Stated goal: Count how many lines hold the string "durante", and give only that number.
── Supplied material
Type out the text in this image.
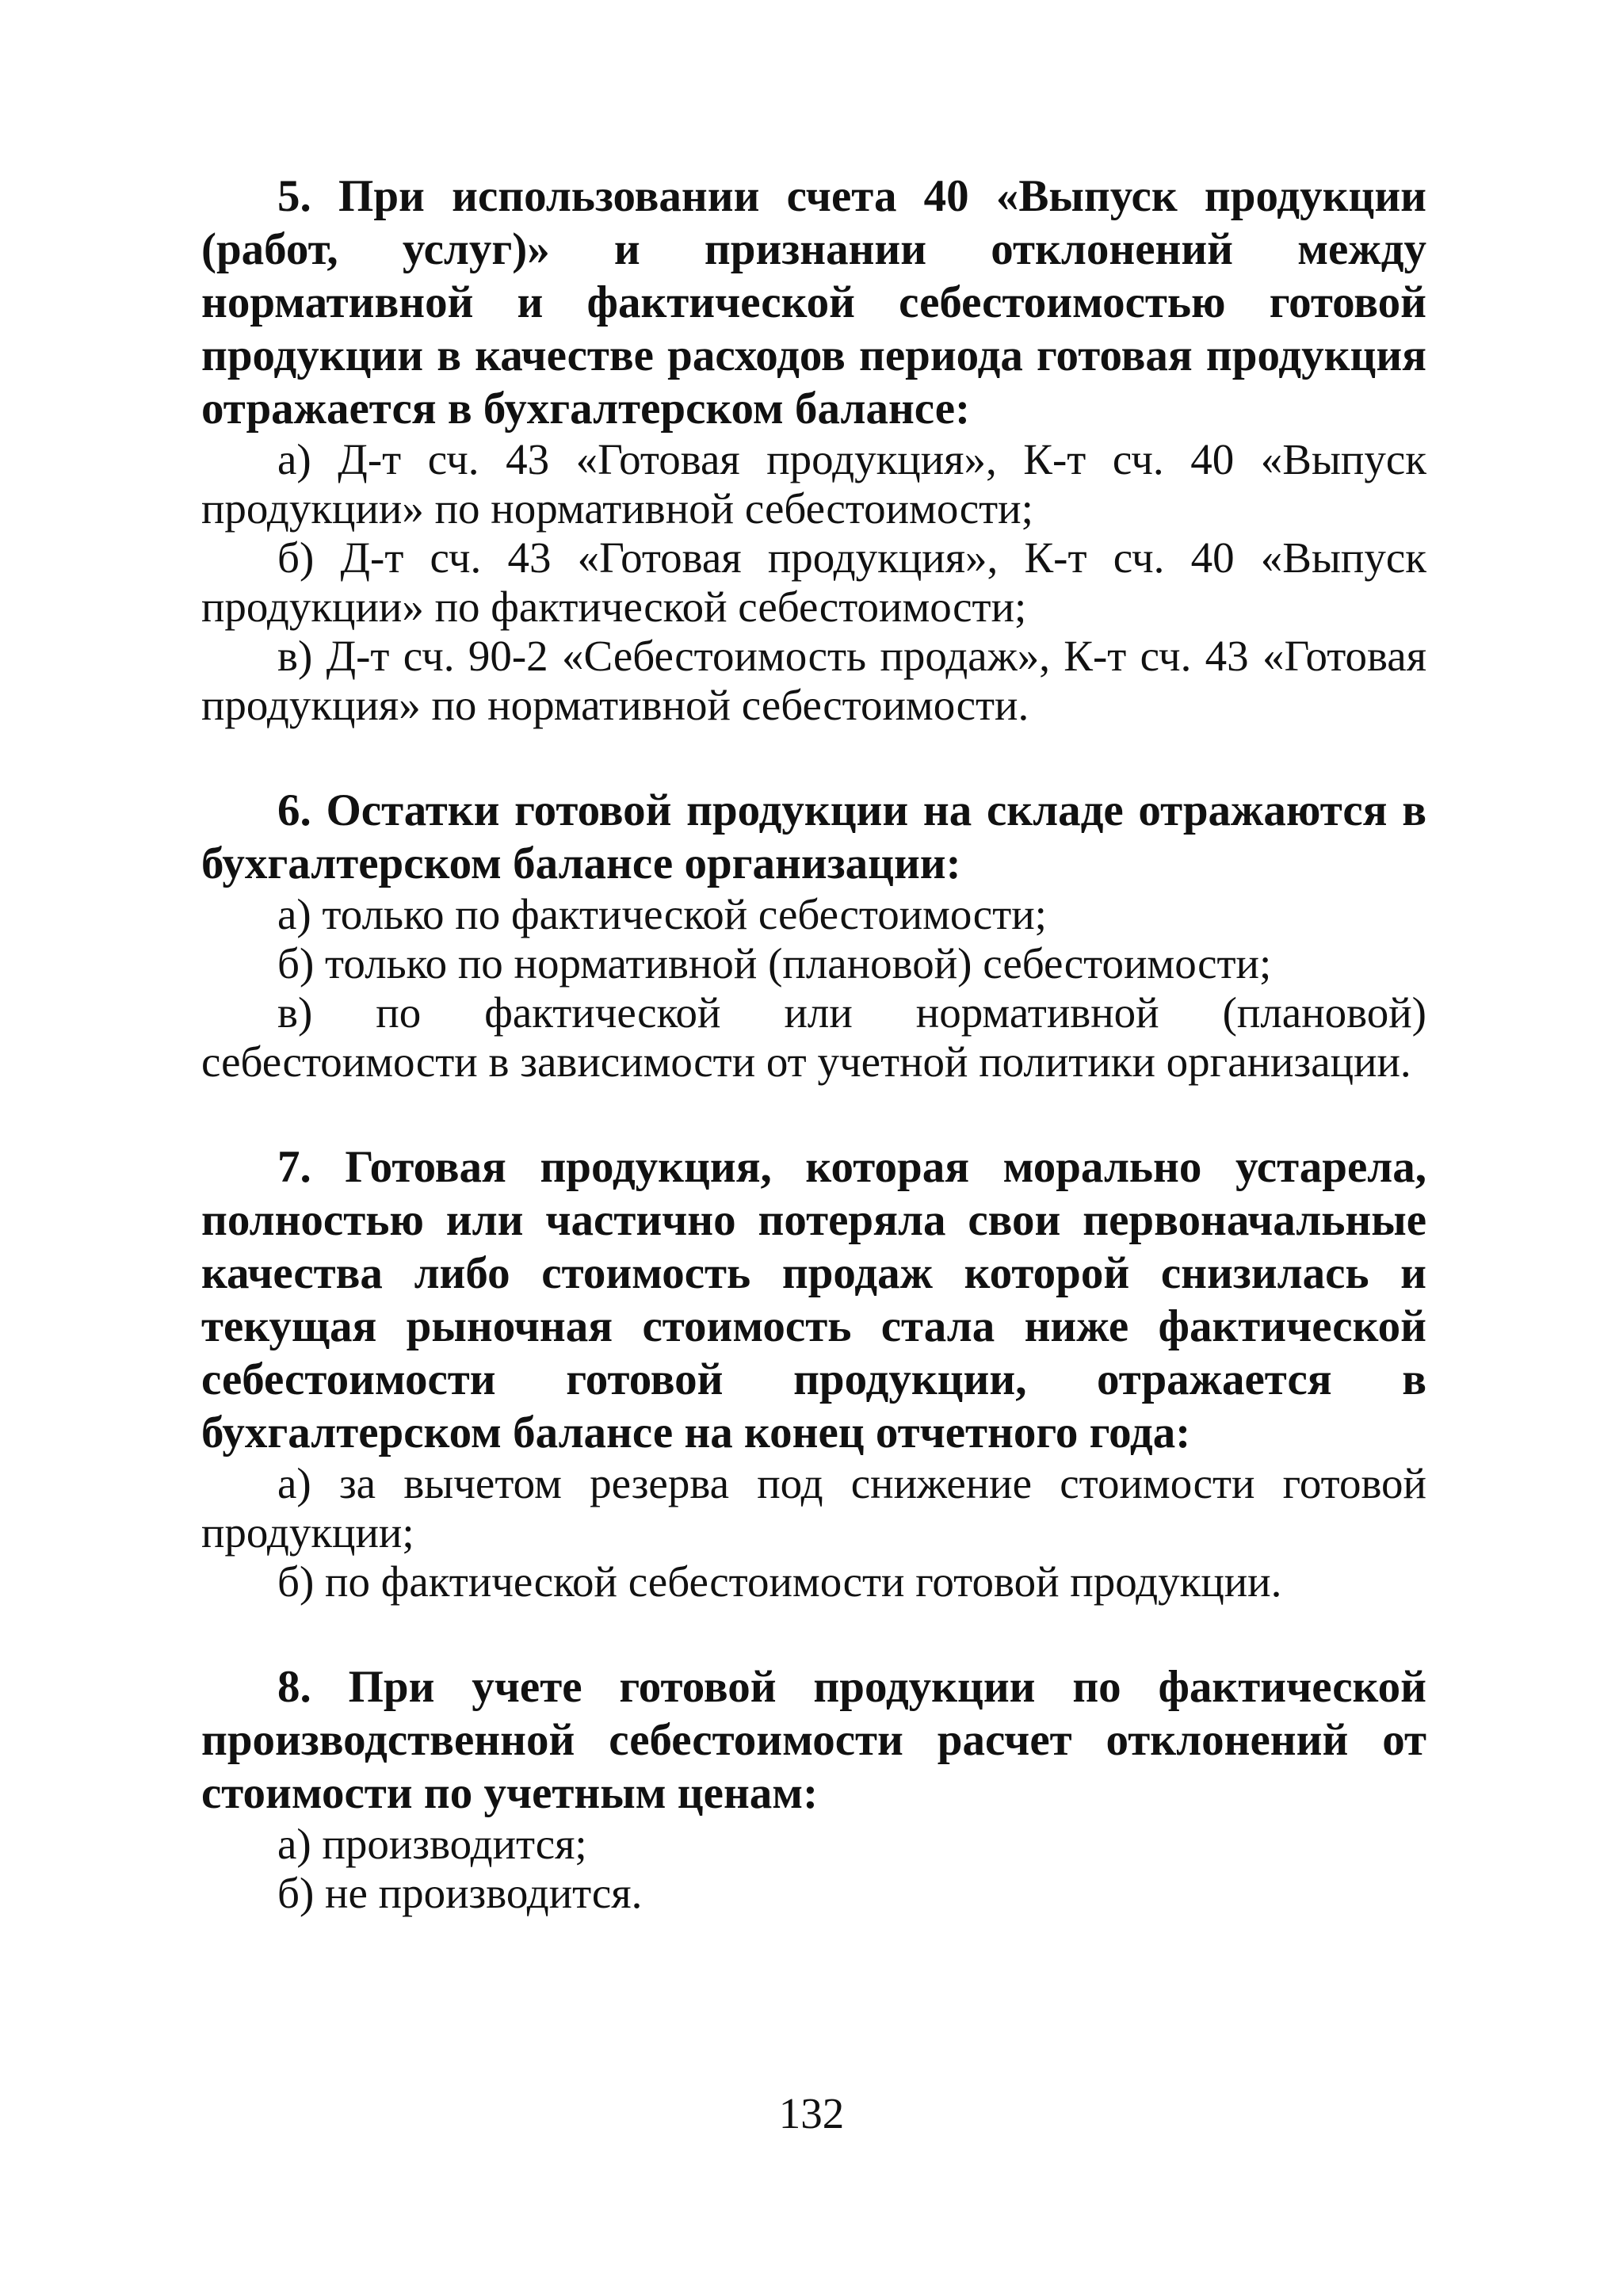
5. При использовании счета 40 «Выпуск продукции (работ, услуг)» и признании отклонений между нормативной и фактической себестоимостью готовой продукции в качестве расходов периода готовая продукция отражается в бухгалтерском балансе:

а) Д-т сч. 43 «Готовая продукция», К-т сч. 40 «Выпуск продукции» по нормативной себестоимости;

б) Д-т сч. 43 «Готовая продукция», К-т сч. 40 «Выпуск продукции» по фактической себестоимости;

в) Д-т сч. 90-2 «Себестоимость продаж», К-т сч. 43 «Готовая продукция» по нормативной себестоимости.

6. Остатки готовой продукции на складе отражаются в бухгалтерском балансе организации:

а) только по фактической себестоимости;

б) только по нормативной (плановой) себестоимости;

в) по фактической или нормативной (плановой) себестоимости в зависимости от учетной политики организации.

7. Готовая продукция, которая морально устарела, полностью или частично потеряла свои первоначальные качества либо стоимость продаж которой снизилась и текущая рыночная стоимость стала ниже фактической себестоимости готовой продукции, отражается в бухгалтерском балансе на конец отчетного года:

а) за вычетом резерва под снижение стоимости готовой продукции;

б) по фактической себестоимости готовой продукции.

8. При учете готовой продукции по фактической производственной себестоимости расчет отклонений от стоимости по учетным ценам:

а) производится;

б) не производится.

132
────
── Supplied material
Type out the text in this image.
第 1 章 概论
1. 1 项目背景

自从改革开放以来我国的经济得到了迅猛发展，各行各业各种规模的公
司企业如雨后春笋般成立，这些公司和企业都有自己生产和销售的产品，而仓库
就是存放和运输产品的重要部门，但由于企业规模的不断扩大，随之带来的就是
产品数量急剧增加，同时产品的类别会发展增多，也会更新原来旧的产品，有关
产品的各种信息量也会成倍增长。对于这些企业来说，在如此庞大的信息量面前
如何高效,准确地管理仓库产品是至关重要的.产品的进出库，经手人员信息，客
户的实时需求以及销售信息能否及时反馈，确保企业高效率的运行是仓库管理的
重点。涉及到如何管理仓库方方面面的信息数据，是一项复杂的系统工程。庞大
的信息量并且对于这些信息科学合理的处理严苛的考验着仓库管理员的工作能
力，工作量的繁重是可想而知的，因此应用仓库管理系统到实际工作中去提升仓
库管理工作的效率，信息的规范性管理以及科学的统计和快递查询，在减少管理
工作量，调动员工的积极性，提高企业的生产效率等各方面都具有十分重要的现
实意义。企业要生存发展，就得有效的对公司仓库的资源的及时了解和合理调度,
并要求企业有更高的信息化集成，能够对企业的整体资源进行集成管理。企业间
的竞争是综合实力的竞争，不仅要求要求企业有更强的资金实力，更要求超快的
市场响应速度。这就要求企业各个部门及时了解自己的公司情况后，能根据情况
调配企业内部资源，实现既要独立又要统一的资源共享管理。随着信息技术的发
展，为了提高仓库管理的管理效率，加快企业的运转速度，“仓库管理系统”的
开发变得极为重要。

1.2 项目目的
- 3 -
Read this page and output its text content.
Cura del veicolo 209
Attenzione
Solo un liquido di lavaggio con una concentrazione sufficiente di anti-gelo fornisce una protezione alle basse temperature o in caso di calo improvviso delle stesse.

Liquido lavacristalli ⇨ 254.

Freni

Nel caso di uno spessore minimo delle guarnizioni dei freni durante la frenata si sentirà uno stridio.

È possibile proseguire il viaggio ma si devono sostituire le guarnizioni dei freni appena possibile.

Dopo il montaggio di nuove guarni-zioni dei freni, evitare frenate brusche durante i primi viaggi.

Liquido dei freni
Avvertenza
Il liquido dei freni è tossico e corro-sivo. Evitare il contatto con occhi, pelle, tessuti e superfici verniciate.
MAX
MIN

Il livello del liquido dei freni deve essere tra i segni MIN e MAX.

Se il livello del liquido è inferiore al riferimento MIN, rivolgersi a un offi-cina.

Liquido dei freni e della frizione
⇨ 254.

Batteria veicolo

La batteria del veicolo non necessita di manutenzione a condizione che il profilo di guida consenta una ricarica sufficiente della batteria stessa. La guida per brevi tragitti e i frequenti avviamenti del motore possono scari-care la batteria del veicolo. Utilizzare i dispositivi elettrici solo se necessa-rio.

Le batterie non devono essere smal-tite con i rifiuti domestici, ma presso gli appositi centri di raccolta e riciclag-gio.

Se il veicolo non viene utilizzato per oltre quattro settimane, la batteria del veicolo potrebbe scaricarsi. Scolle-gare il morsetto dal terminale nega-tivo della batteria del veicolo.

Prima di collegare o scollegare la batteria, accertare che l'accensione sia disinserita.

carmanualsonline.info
────
The output: 2